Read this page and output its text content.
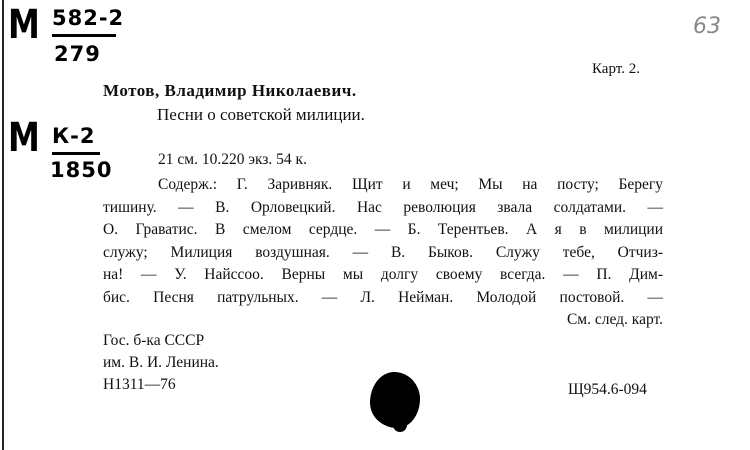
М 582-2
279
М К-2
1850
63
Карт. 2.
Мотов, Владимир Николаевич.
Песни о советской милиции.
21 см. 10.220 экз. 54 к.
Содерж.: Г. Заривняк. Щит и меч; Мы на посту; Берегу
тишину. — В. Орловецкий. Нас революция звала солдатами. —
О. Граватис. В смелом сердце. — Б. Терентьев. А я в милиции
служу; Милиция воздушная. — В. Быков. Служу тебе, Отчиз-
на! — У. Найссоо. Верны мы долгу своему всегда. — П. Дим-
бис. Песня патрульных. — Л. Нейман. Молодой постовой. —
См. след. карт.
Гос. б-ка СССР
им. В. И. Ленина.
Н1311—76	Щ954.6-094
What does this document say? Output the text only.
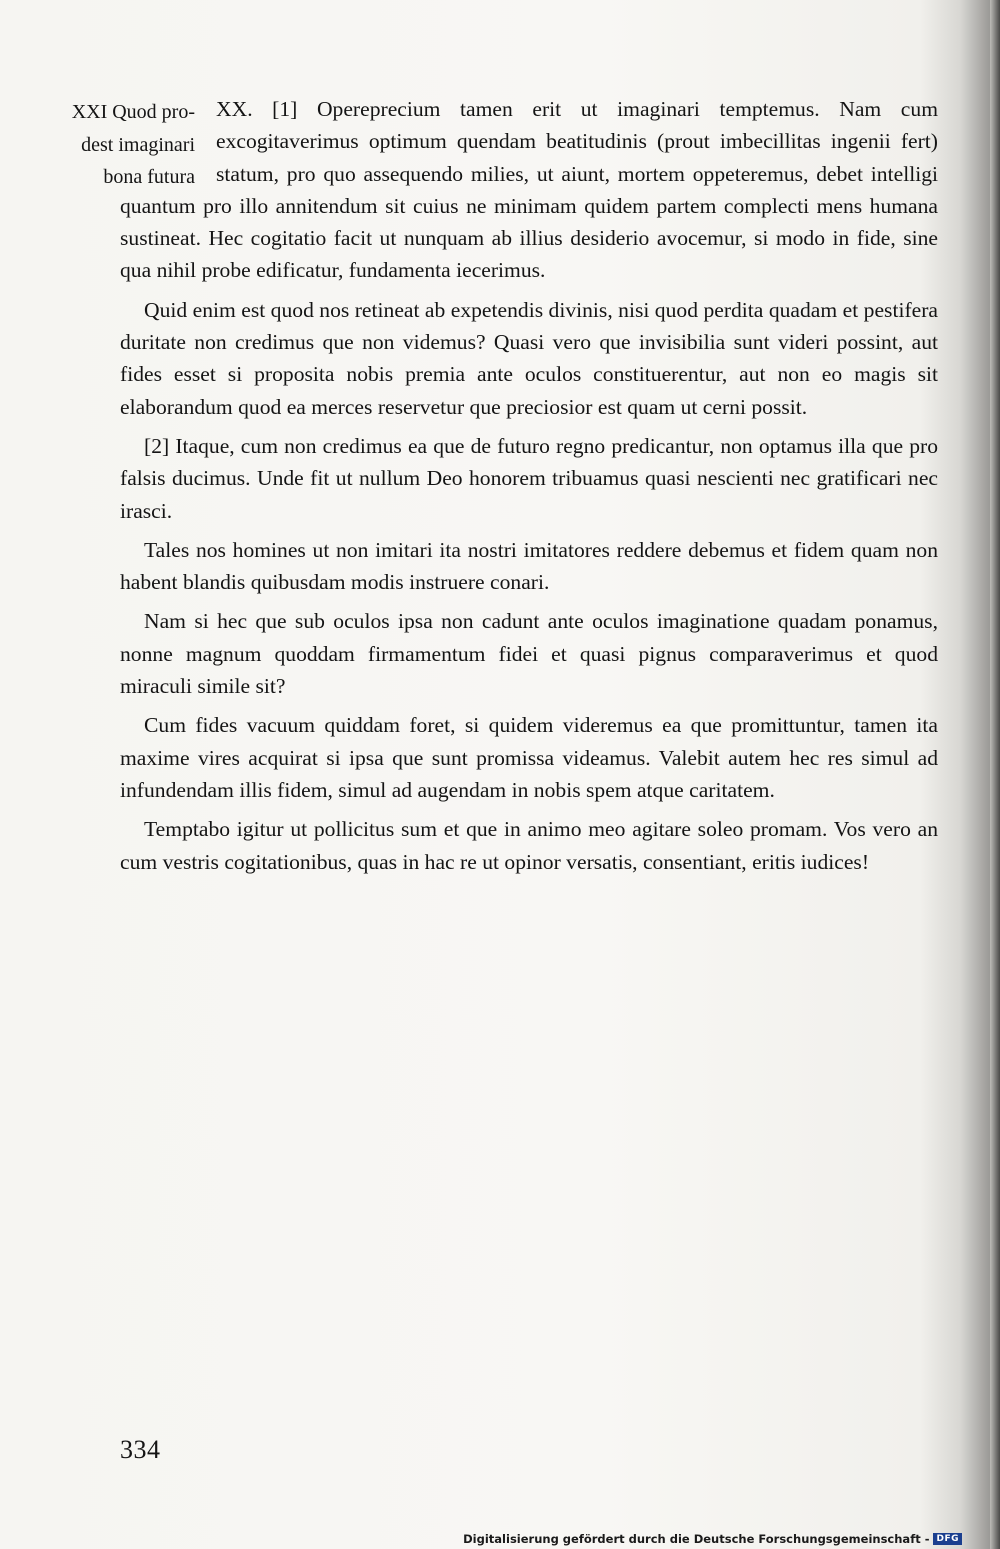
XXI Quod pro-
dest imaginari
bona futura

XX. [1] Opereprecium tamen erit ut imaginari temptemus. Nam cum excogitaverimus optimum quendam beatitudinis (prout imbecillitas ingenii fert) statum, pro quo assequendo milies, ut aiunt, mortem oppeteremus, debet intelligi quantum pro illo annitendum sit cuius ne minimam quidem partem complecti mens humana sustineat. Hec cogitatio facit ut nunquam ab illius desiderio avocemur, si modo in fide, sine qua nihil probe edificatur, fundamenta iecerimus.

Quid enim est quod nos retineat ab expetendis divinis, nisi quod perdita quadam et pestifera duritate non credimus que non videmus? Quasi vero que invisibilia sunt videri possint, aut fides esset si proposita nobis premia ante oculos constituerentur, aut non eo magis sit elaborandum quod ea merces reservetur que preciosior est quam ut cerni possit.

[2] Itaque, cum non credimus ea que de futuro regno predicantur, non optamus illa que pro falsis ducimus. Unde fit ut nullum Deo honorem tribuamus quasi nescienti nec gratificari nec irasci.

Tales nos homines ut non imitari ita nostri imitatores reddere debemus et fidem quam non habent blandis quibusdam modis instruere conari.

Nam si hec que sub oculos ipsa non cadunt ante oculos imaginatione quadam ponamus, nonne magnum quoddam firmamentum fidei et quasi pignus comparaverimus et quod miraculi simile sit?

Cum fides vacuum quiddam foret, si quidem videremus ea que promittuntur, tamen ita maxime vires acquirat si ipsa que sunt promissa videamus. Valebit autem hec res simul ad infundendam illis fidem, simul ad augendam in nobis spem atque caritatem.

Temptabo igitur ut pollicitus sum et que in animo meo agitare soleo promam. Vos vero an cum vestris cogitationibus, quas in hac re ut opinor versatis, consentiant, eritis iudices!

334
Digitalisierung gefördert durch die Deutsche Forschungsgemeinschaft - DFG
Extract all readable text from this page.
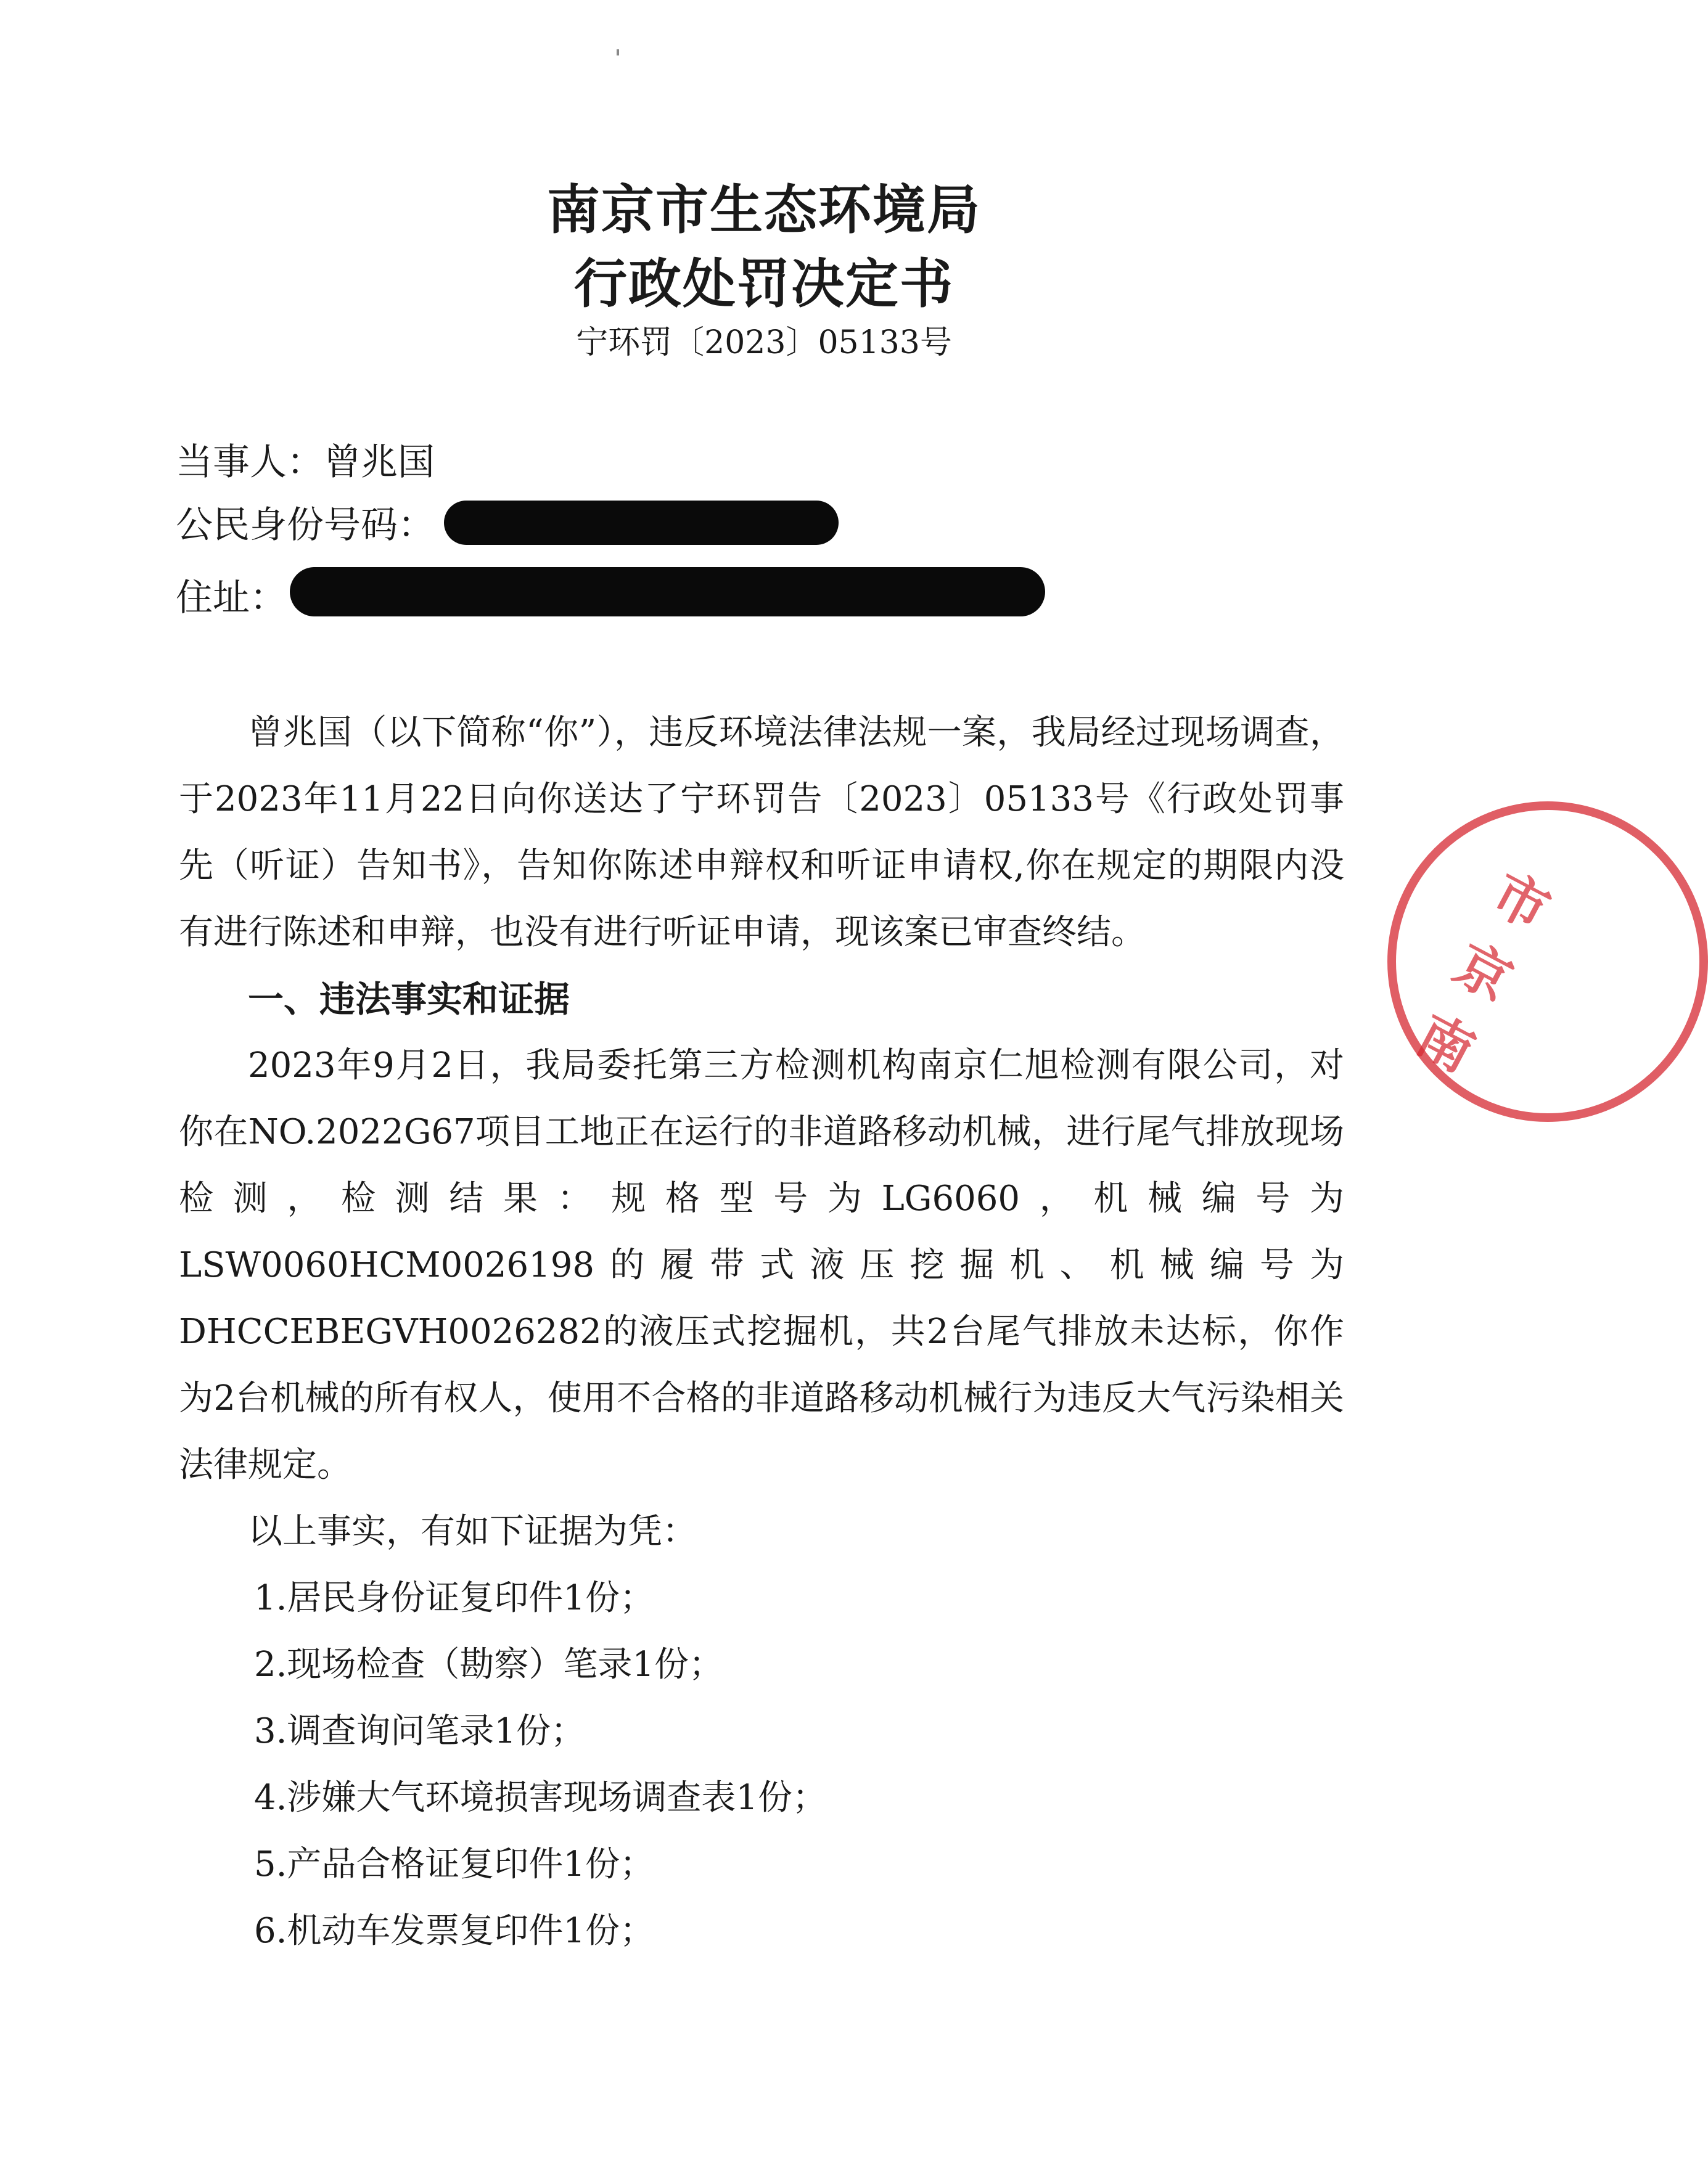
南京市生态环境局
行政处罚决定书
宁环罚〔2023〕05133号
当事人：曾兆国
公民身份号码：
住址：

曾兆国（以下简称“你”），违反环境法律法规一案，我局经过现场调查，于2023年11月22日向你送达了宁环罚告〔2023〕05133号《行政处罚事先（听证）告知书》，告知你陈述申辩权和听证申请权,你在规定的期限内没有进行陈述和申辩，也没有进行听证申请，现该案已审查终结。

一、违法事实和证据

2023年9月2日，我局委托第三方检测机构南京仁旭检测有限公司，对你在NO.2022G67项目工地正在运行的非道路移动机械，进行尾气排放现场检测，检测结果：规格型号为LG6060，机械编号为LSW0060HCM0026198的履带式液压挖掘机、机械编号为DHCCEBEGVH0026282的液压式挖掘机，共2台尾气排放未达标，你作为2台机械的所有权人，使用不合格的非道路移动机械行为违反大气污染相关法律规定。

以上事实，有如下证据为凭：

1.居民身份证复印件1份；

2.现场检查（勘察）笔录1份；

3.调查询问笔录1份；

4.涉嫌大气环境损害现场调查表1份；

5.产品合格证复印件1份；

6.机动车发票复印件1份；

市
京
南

============

Given task: Pictures in the records must not appear in the copy; transcribe everything else precisely.

Answer to this problem:
Read this page and output its text content.
М 582-2
279
М К-2
1850
63
Карт. 2.
Мотов, Владимир Николаевич.
Песни о советской милиции.
21 см. 10.220 экз. 54 к.
Содерж.: Г. Заривняк. Щит и меч; Мы на посту; Берегу
тишину. — В. Орловецкий. Нас революция звала солдатами. —
О. Граватис. В смелом сердце. — Б. Терентьев. А я в милиции
служу; Милиция воздушная. — В. Быков. Служу тебе, Отчиз-
на! — У. Найссоо. Верны мы долгу своему всегда. — П. Дим-
бис. Песня патрульных. — Л. Нейман. Молодой постовой. —
См. след. карт.
Гос. б-ка СССР
им. В. И. Ленина.
Н1311—76	Щ954.6-094
What does this document say? Output the text only.
XXI Quod pro-
dest imaginari
bona futura

XX. [1] Opereprecium tamen erit ut imaginari temptemus. Nam cum excogitaverimus optimum quendam beatitudinis (prout imbecillitas ingenii fert) statum, pro quo assequendo milies, ut aiunt, mortem oppeteremus, debet intelligi quantum pro illo annitendum sit cuius ne minimam quidem partem complecti mens humana sustineat. Hec cogitatio facit ut nunquam ab illius desiderio avocemur, si modo in fide, sine qua nihil probe edificatur, fundamenta iecerimus.

Quid enim est quod nos retineat ab expetendis divinis, nisi quod perdita quadam et pestifera duritate non credimus que non videmus? Quasi vero que invisibilia sunt videri possint, aut fides esset si proposita nobis premia ante oculos constituerentur, aut non eo magis sit elaborandum quod ea merces reservetur que preciosior est quam ut cerni possit.

[2] Itaque, cum non credimus ea que de futuro regno predicantur, non optamus illa que pro falsis ducimus. Unde fit ut nullum Deo honorem tribuamus quasi nescienti nec gratificari nec irasci.

Tales nos homines ut non imitari ita nostri imitatores reddere debemus et fidem quam non habent blandis quibusdam modis instruere conari.

Nam si hec que sub oculos ipsa non cadunt ante oculos imaginatione quadam ponamus, nonne magnum quoddam firmamentum fidei et quasi pignus comparaverimus et quod miraculi simile sit?

Cum fides vacuum quiddam foret, si quidem videremus ea que promittuntur, tamen ita maxime vires acquirat si ipsa que sunt promissa videamus. Valebit autem hec res simul ad infundendam illis fidem, simul ad augendam in nobis spem atque caritatem.

Temptabo igitur ut pollicitus sum et que in animo meo agitare soleo promam. Vos vero an cum vestris cogitationibus, quas in hac re ut opinor versatis, consentiant, eritis iudices!

334
Digitalisierung gefördert durch die Deutsche Forschungsgemeinschaft - DFG
Extract all readable text from this page.
南京市生态环境局
行政处罚决定书
宁环罚〔2023〕05133号
当事人：曾兆国
公民身份号码：
住址：

曾兆国（以下简称“你”），违反环境法律法规一案，我局经过现场调查，于2023年11月22日向你送达了宁环罚告〔2023〕05133号《行政处罚事先（听证）告知书》，告知你陈述申辩权和听证申请权,你在规定的期限内没有进行陈述和申辩，也没有进行听证申请，现该案已审查终结。

一、违法事实和证据

2023年9月2日，我局委托第三方检测机构南京仁旭检测有限公司，对你在NO.2022G67项目工地正在运行的非道路移动机械，进行尾气排放现场检测，检测结果：规格型号为LG6060，机械编号为LSW0060HCM0026198的履带式液压挖掘机、机械编号为DHCCEBEGVH0026282的液压式挖掘机，共2台尾气排放未达标，你作为2台机械的所有权人，使用不合格的非道路移动机械行为违反大气污染相关法律规定。

以上事实，有如下证据为凭：

1.居民身份证复印件1份；

2.现场检查（勘察）笔录1份；

3.调查询问笔录1份；

4.涉嫌大气环境损害现场调查表1份；

5.产品合格证复印件1份；

6.机动车发票复印件1份；

市
京
南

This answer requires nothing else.